[Start Rows]

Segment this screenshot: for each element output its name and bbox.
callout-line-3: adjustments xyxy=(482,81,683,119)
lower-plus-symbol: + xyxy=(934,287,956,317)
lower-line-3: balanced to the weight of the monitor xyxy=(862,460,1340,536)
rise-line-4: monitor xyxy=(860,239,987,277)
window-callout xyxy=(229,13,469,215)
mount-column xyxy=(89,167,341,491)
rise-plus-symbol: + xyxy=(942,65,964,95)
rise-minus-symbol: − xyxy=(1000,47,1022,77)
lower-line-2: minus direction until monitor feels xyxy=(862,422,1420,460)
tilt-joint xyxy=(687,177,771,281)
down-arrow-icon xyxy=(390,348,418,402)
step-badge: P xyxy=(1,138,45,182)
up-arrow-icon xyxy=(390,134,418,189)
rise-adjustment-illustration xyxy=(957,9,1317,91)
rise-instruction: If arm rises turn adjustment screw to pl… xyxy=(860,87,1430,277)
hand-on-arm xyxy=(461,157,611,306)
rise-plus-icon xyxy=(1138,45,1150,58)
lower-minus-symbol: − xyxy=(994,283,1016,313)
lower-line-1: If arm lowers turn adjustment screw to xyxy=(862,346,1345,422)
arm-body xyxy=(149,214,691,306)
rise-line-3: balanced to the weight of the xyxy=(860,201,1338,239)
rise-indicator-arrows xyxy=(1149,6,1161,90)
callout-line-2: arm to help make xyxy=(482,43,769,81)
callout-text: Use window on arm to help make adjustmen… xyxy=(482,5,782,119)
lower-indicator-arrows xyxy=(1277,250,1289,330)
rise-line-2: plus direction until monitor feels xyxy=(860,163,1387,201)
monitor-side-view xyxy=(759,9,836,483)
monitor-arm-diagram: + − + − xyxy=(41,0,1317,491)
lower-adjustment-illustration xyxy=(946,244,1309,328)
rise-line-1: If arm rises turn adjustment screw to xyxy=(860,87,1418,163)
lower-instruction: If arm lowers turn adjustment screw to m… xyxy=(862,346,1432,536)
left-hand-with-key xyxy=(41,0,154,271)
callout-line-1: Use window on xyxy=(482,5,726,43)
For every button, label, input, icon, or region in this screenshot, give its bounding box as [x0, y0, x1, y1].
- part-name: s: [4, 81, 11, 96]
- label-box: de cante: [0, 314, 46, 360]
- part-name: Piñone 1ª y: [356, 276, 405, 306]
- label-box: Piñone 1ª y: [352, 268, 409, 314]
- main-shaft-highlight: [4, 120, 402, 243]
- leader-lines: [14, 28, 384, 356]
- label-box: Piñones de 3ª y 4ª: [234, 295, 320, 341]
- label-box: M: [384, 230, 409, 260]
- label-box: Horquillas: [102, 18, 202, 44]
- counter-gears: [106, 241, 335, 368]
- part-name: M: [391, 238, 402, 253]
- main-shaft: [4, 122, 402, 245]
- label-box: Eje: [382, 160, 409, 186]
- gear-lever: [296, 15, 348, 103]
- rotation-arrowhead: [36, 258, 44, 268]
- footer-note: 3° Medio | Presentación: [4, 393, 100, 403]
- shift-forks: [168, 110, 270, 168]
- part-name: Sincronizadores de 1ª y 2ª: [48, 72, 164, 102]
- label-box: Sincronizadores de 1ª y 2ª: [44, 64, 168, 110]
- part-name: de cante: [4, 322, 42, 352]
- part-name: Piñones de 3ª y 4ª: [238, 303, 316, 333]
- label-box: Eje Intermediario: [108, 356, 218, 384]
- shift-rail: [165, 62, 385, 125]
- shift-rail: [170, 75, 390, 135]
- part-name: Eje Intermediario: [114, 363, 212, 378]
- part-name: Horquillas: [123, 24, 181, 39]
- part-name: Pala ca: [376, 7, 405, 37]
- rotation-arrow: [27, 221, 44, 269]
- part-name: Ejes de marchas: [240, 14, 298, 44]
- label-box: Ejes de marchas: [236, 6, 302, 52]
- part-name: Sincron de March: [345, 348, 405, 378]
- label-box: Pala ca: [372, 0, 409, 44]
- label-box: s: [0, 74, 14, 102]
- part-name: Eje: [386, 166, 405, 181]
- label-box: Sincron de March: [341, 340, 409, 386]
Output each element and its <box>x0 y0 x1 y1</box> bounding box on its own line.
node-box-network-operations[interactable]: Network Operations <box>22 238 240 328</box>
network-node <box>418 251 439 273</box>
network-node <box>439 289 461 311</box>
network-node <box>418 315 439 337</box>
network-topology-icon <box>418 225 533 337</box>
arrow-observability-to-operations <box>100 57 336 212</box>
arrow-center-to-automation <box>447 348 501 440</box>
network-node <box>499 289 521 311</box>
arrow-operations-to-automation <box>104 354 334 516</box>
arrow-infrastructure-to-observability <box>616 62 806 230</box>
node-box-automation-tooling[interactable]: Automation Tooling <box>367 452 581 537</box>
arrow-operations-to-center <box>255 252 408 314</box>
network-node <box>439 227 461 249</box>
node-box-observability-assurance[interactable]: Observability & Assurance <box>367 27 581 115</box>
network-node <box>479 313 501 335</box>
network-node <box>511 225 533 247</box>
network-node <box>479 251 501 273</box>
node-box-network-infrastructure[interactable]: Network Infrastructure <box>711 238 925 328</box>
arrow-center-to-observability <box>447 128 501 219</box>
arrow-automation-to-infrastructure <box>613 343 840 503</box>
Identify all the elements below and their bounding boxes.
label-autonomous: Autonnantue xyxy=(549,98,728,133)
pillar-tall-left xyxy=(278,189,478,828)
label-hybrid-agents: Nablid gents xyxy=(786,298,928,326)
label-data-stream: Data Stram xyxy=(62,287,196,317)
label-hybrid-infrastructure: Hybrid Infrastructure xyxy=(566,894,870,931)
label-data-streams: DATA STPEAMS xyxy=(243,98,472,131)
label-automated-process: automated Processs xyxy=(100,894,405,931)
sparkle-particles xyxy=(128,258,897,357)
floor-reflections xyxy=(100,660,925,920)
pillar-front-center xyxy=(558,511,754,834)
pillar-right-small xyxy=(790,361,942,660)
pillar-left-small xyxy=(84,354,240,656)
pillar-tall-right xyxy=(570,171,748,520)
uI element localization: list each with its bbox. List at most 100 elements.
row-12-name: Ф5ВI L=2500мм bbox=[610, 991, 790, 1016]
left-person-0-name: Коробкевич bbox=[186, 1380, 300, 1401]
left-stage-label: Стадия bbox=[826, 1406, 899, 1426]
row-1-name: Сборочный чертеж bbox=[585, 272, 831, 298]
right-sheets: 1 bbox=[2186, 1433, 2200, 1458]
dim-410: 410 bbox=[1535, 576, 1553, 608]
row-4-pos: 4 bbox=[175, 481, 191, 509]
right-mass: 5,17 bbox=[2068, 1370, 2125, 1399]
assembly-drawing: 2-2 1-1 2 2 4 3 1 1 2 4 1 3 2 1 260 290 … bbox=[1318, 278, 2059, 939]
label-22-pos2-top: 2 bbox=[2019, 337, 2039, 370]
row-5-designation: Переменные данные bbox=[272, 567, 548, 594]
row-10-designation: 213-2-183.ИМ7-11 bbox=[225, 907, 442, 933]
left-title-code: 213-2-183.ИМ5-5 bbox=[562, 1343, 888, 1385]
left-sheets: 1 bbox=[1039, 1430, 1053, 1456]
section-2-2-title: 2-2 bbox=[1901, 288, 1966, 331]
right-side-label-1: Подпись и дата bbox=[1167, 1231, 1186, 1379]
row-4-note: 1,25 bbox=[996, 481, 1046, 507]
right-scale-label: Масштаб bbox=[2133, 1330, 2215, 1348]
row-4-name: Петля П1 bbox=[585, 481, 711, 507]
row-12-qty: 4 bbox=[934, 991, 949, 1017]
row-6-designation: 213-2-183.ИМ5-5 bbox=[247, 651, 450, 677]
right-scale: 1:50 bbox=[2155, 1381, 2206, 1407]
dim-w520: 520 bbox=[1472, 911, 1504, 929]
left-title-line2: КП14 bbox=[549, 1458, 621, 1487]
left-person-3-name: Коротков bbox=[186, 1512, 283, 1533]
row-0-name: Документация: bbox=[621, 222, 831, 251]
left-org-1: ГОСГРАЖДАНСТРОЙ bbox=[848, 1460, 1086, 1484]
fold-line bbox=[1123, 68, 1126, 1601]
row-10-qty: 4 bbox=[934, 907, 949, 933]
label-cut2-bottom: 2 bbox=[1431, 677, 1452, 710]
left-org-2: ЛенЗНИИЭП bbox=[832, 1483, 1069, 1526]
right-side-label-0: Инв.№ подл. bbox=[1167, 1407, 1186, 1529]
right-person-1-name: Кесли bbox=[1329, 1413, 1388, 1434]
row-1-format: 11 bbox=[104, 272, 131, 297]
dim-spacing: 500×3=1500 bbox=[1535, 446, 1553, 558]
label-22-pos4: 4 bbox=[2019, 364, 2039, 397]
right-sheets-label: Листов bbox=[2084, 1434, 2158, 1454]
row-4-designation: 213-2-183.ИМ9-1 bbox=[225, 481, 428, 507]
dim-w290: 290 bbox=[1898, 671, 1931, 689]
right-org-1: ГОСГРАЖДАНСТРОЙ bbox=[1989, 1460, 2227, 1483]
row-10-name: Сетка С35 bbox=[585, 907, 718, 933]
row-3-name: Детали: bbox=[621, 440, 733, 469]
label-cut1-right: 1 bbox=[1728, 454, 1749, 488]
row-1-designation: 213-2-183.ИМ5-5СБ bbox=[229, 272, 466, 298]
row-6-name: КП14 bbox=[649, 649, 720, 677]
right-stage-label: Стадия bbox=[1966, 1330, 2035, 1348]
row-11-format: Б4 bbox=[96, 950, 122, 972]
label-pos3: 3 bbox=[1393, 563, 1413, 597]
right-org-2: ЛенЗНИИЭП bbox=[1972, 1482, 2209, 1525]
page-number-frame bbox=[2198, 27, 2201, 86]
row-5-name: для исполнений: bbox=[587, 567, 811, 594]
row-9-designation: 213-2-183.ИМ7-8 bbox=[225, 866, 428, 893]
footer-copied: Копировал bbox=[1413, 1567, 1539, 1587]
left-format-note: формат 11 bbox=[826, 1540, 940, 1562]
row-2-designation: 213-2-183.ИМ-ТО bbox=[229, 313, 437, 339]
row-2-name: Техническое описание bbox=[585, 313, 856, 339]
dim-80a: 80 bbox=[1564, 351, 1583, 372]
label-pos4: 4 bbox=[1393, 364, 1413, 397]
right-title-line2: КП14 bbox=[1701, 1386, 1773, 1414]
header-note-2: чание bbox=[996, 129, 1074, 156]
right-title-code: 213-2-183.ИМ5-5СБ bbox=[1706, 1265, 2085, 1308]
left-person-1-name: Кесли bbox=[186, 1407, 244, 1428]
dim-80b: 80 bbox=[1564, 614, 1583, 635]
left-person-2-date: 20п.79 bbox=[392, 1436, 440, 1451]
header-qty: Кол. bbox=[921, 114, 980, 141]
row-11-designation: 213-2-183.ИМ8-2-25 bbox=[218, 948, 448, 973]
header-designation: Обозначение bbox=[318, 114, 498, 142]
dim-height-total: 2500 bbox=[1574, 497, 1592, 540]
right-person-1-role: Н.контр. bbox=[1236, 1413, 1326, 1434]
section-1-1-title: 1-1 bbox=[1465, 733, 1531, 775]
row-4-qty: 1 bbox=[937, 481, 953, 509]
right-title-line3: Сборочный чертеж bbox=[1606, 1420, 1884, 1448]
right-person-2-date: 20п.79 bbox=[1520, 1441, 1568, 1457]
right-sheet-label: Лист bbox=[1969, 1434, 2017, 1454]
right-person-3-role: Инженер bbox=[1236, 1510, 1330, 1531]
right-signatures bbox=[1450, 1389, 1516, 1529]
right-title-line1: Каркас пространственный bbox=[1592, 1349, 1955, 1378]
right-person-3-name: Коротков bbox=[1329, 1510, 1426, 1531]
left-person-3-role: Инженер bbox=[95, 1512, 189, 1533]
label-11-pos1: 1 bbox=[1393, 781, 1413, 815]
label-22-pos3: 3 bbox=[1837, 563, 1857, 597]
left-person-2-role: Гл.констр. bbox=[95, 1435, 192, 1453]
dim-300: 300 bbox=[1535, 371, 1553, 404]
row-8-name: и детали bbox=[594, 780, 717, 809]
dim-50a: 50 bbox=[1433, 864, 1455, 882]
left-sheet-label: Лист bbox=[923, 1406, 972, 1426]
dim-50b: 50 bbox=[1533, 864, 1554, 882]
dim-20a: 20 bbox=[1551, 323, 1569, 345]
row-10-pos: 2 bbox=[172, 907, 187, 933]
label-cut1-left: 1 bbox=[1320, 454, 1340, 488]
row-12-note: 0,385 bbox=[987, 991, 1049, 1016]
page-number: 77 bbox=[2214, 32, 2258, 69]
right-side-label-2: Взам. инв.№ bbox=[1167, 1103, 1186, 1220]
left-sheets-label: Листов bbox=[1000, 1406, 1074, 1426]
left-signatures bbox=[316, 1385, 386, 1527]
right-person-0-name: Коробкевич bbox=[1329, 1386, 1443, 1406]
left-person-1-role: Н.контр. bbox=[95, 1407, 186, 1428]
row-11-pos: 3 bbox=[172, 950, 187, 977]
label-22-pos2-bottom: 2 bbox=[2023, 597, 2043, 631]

[End Rows]

__Requirements__: Update the data from its first line through the line with "rise-plus-symbol: + xyxy=(942,65,964,95)". In those lines, change "monitor" to "display" and leave everything else as it is.

__Expected answer__:
Segment this screenshot: for each element output its name and bbox.
callout-line-3: adjustments xyxy=(482,81,683,119)
lower-plus-symbol: + xyxy=(934,287,956,317)
lower-line-3: balanced to the weight of the display xyxy=(862,460,1340,536)
rise-line-4: display xyxy=(860,239,987,277)
window-callout xyxy=(229,13,469,215)
mount-column xyxy=(89,167,341,491)
rise-plus-symbol: + xyxy=(942,65,964,95)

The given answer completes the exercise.